— START RECORDS FOR THIS EXERCISE —
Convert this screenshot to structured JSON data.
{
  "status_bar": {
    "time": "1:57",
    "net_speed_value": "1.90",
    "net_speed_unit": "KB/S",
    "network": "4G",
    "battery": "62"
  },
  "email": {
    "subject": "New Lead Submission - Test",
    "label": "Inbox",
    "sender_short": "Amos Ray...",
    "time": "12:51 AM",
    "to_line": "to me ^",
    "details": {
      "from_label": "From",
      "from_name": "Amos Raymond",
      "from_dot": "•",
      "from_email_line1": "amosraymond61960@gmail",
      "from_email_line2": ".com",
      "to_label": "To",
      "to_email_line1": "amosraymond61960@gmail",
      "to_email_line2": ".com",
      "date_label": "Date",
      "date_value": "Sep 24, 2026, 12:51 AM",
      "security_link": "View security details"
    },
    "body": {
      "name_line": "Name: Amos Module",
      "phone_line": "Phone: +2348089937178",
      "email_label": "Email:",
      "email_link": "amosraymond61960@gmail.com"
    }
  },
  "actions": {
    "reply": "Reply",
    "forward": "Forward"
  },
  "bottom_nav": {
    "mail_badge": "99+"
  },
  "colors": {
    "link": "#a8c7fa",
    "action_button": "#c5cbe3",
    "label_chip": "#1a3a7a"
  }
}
— END RECORDS FOR THIS EXERCISE —
• [WHAT TO PRODUCE] Pick out all lines containing the string "details".

• [THE REPLY]
    "details": {
      "security_link": "View security details"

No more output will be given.